==== Data provided ====

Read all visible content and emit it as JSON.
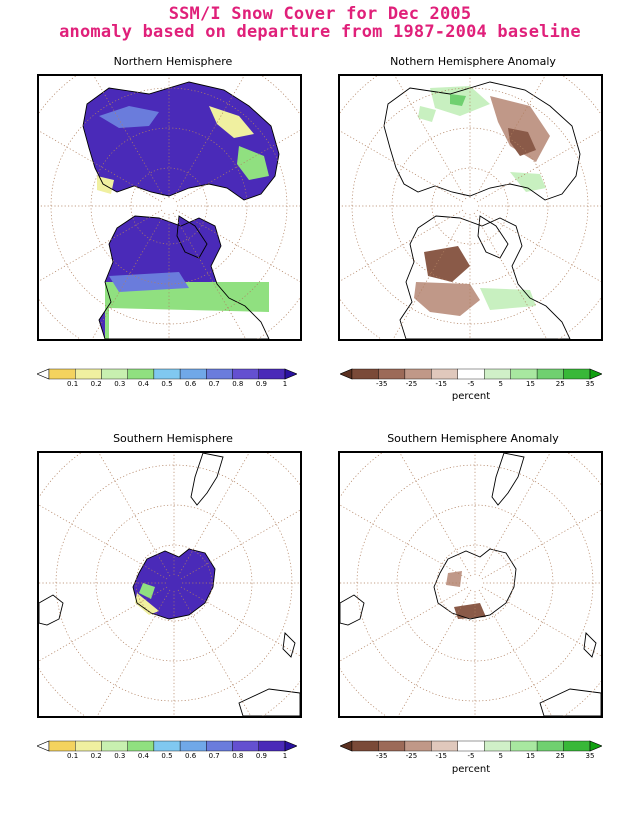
{
  "title_line1": "SSM/I Snow Cover for Dec 2005",
  "title_line2": "anomaly based on departure from 1987-2004 baseline",
  "panels": {
    "nh": {
      "title": "Northern Hemisphere"
    },
    "nh_anom": {
      "title": "Nothern Hemisphere Anomaly"
    },
    "sh": {
      "title": "Southern Hemisphere"
    },
    "sh_anom": {
      "title": "Southern Hemisphere Anomaly"
    }
  },
  "fraction_scale": {
    "ticks": [
      "0.1",
      "0.2",
      "0.3",
      "0.4",
      "0.5",
      "0.6",
      "0.7",
      "0.8",
      "0.9",
      "1"
    ],
    "colors": [
      "#ffffff",
      "#f4d35e",
      "#f0f0a0",
      "#c8f0b0",
      "#90e080",
      "#80c8f0",
      "#70a8e8",
      "#6a7cdc",
      "#6450d0",
      "#4a2ab8",
      "#2a12a0"
    ]
  },
  "anomaly_scale": {
    "ticks": [
      "-35",
      "-25",
      "-15",
      "-5",
      "5",
      "15",
      "25",
      "35"
    ],
    "unit": "percent",
    "colors": [
      "#5a3020",
      "#7a4a38",
      "#9c6a58",
      "#c09888",
      "#e0c8bc",
      "#ffffff",
      "#d0f0c8",
      "#a8e8a0",
      "#70d070",
      "#38b838",
      "#10a010"
    ]
  },
  "map_colors": {
    "snow_deep": "#4a2ab8",
    "snow_mid": "#6a7cdc",
    "snow_light": "#90e080",
    "snow_yellow": "#f0f0a0",
    "anom_neg": "#8a5a48",
    "anom_neg_light": "#c09888",
    "anom_pos": "#70d070",
    "anom_pos_light": "#c8f0c0",
    "grid": "#b08060",
    "coast": "#000000"
  }
}
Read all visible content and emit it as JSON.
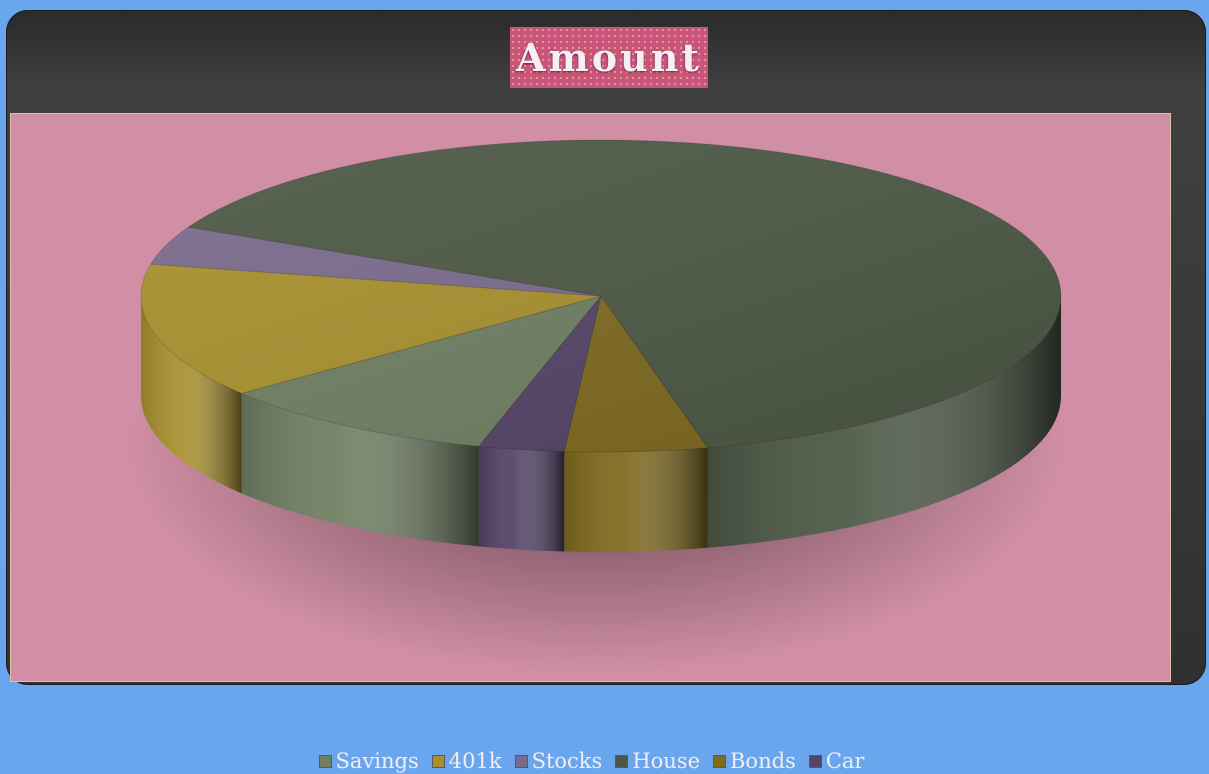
{
  "chart_data": {
    "type": "pie",
    "title": "Amount",
    "categories": [
      "Savings",
      "401k",
      "Stocks",
      "House",
      "Bonds",
      "Car"
    ],
    "values": [
      10,
      14,
      4,
      64,
      5,
      3
    ],
    "legend_position": "bottom"
  },
  "colors": {
    "Savings": "#6f7f62",
    "401k": "#a8902e",
    "Stocks": "#7a6a8c",
    "House": "#4c5845",
    "Bonds": "#7f6a1f",
    "Car": "#544468",
    "background": "#d08fa4",
    "title_bg": "#c9557f"
  }
}
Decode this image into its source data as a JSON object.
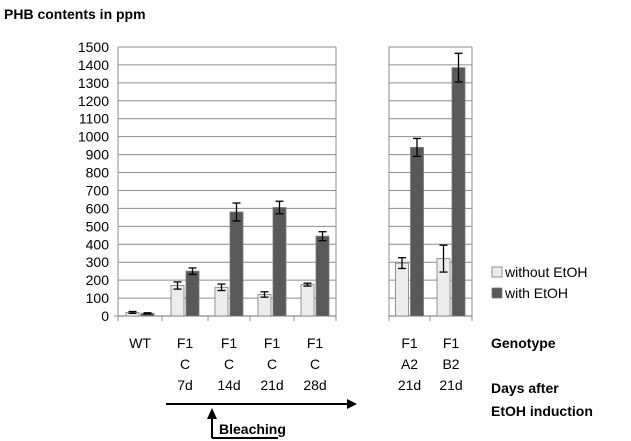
{
  "chart_data": {
    "type": "bar",
    "title": "PHB contents in ppm",
    "ylim": [
      0,
      1500
    ],
    "ytick_step": 100,
    "grid": true,
    "legend_position": "right",
    "series": [
      {
        "name": "without EtOH",
        "color": "#ececec",
        "values": [
          20,
          170,
          160,
          120,
          175,
          295,
          320
        ],
        "errors": [
          5,
          20,
          18,
          15,
          8,
          30,
          75
        ]
      },
      {
        "name": "with EtOH",
        "color": "#595959",
        "values": [
          15,
          250,
          580,
          605,
          445,
          940,
          1385
        ],
        "errors": [
          3,
          18,
          50,
          35,
          25,
          50,
          80
        ]
      }
    ],
    "groups": [
      {
        "genotype": "WT",
        "cultivar": "",
        "days": ""
      },
      {
        "genotype": "F1",
        "cultivar": "C",
        "days": "7d"
      },
      {
        "genotype": "F1",
        "cultivar": "C",
        "days": "14d"
      },
      {
        "genotype": "F1",
        "cultivar": "C",
        "days": "21d"
      },
      {
        "genotype": "F1",
        "cultivar": "C",
        "days": "28d"
      },
      {
        "genotype": "F1",
        "cultivar": "A2",
        "days": "21d"
      },
      {
        "genotype": "F1",
        "cultivar": "B2",
        "days": "21d"
      }
    ],
    "row_labels": {
      "genotype": "Genotype",
      "days_line1": "Days after",
      "days_line2": "EtOH induction"
    },
    "annotation": "Bleaching"
  }
}
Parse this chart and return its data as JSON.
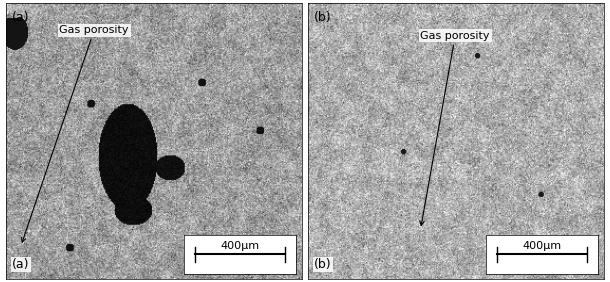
{
  "fig_width": 6.1,
  "fig_height": 2.82,
  "dpi": 100,
  "bg_color": "#ffffff",
  "panel_labels": [
    "(a)",
    "(b)"
  ],
  "annotations": [
    "Gas porosity",
    "Gas porosity"
  ],
  "scale_bar_text": "400μm",
  "noise_seed_a": 42,
  "noise_seed_b": 99,
  "panel_label_fontsize": 9,
  "annotation_fontsize": 8,
  "scalebar_fontsize": 8
}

====

● Exercise goal:
Print the complete listing exactly, apart from any pictures.

● Task result:
Read all visible content and emit it as JSON.
{
  "title_line1": "SSM/I Snow Cover for Dec 2005",
  "title_line2": "anomaly based on departure from 1987-2004 baseline",
  "panels": {
    "nh": {
      "title": "Northern Hemisphere"
    },
    "nh_anom": {
      "title": "Nothern Hemisphere Anomaly"
    },
    "sh": {
      "title": "Southern Hemisphere"
    },
    "sh_anom": {
      "title": "Southern Hemisphere Anomaly"
    }
  },
  "fraction_scale": {
    "ticks": [
      "0.1",
      "0.2",
      "0.3",
      "0.4",
      "0.5",
      "0.6",
      "0.7",
      "0.8",
      "0.9",
      "1"
    ],
    "colors": [
      "#ffffff",
      "#f4d35e",
      "#f0f0a0",
      "#c8f0b0",
      "#90e080",
      "#80c8f0",
      "#70a8e8",
      "#6a7cdc",
      "#6450d0",
      "#4a2ab8",
      "#2a12a0"
    ]
  },
  "anomaly_scale": {
    "ticks": [
      "-35",
      "-25",
      "-15",
      "-5",
      "5",
      "15",
      "25",
      "35"
    ],
    "unit": "percent",
    "colors": [
      "#5a3020",
      "#7a4a38",
      "#9c6a58",
      "#c09888",
      "#e0c8bc",
      "#ffffff",
      "#d0f0c8",
      "#a8e8a0",
      "#70d070",
      "#38b838",
      "#10a010"
    ]
  },
  "map_colors": {
    "snow_deep": "#4a2ab8",
    "snow_mid": "#6a7cdc",
    "snow_light": "#90e080",
    "snow_yellow": "#f0f0a0",
    "anom_neg": "#8a5a48",
    "anom_neg_light": "#c09888",
    "anom_pos": "#70d070",
    "anom_pos_light": "#c8f0c0",
    "grid": "#b08060",
    "coast": "#000000"
  }
}
Read all visible content and emit it as JSON.
{
  "chart_data": {
    "type": "pie",
    "title": "Amount",
    "categories": [
      "Savings",
      "401k",
      "Stocks",
      "House",
      "Bonds",
      "Car"
    ],
    "values": [
      10,
      14,
      4,
      64,
      5,
      3
    ],
    "legend_position": "bottom"
  },
  "colors": {
    "Savings": "#6f7f62",
    "401k": "#a8902e",
    "Stocks": "#7a6a8c",
    "House": "#4c5845",
    "Bonds": "#7f6a1f",
    "Car": "#544468",
    "background": "#d08fa4",
    "title_bg": "#c9557f"
  }
}
Decode this image into its source data as a JSON object.
{
  "chart_data": {
    "type": "bar",
    "title": "PHB contents in ppm",
    "ylim": [
      0,
      1500
    ],
    "ytick_step": 100,
    "grid": true,
    "legend_position": "right",
    "series": [
      {
        "name": "without EtOH",
        "color": "#ececec",
        "values": [
          20,
          170,
          160,
          120,
          175,
          295,
          320
        ],
        "errors": [
          5,
          20,
          18,
          15,
          8,
          30,
          75
        ]
      },
      {
        "name": "with EtOH",
        "color": "#595959",
        "values": [
          15,
          250,
          580,
          605,
          445,
          940,
          1385
        ],
        "errors": [
          3,
          18,
          50,
          35,
          25,
          50,
          80
        ]
      }
    ],
    "groups": [
      {
        "genotype": "WT",
        "cultivar": "",
        "days": ""
      },
      {
        "genotype": "F1",
        "cultivar": "C",
        "days": "7d"
      },
      {
        "genotype": "F1",
        "cultivar": "C",
        "days": "14d"
      },
      {
        "genotype": "F1",
        "cultivar": "C",
        "days": "21d"
      },
      {
        "genotype": "F1",
        "cultivar": "C",
        "days": "28d"
      },
      {
        "genotype": "F1",
        "cultivar": "A2",
        "days": "21d"
      },
      {
        "genotype": "F1",
        "cultivar": "B2",
        "days": "21d"
      }
    ],
    "row_labels": {
      "genotype": "Genotype",
      "days_line1": "Days after",
      "days_line2": "EtOH induction"
    },
    "annotation": "Bleaching"
  }
}
Parse this chart and return its data as JSON.
{
  "fig_width": 6.1,
  "fig_height": 2.82,
  "dpi": 100,
  "bg_color": "#ffffff",
  "panel_labels": [
    "(a)",
    "(b)"
  ],
  "annotations": [
    "Gas porosity",
    "Gas porosity"
  ],
  "scale_bar_text": "400μm",
  "noise_seed_a": 42,
  "noise_seed_b": 99,
  "panel_label_fontsize": 9,
  "annotation_fontsize": 8,
  "scalebar_fontsize": 8
}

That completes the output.